Stated goal: Reproduce the data unchanged, starting at its first line and ending at the line that contains "314, 53, 330]", with both of those lines included.

Data for the task:
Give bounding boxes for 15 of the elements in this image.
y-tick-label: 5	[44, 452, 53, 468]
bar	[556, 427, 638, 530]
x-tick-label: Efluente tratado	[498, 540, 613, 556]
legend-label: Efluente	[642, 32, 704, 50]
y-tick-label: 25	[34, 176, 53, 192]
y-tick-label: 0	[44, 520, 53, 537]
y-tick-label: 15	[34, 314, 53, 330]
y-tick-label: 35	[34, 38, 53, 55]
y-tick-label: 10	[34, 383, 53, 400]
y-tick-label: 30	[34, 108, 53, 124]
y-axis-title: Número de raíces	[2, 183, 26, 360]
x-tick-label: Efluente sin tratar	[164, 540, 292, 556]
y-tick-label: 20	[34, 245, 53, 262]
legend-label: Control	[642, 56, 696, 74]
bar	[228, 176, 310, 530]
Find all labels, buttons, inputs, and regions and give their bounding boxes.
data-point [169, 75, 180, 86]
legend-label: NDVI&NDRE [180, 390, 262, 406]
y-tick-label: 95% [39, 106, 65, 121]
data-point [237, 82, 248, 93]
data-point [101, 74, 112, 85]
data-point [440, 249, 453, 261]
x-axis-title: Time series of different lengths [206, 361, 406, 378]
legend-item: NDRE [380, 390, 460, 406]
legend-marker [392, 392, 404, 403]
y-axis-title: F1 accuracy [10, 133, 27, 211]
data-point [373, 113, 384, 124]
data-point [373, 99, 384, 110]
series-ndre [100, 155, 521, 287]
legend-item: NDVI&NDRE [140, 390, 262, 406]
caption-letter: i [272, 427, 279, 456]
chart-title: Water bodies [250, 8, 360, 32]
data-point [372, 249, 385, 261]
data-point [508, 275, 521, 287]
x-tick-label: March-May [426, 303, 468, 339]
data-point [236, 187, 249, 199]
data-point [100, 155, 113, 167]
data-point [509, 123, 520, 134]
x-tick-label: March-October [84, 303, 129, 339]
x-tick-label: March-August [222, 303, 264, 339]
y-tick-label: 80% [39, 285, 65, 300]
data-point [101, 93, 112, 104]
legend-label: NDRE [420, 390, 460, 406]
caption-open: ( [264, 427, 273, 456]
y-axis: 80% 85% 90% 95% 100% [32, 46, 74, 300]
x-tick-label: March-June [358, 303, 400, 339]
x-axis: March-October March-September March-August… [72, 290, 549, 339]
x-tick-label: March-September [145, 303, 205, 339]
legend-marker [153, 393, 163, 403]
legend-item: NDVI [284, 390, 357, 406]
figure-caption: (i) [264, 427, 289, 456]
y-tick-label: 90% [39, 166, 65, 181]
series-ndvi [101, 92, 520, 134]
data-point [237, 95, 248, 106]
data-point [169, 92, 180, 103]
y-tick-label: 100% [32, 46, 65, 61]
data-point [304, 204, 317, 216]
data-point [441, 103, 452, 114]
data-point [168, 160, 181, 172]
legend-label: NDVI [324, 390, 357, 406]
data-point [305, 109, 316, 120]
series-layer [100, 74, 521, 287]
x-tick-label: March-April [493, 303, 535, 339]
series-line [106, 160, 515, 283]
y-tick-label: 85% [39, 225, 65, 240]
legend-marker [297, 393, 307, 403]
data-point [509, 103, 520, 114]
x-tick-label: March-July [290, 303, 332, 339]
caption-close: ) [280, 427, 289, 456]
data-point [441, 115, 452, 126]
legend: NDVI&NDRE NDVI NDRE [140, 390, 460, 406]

Expected output:
Give bounding boxes for 15 of the elements in this image.
y-tick-label: 5	[44, 452, 53, 468]
bar	[556, 427, 638, 530]
x-tick-label: Efluente tratado	[498, 540, 613, 556]
legend-label: Efluente	[642, 32, 704, 50]
y-tick-label: 25	[34, 176, 53, 192]
y-tick-label: 0	[44, 520, 53, 537]
y-tick-label: 15	[34, 314, 53, 330]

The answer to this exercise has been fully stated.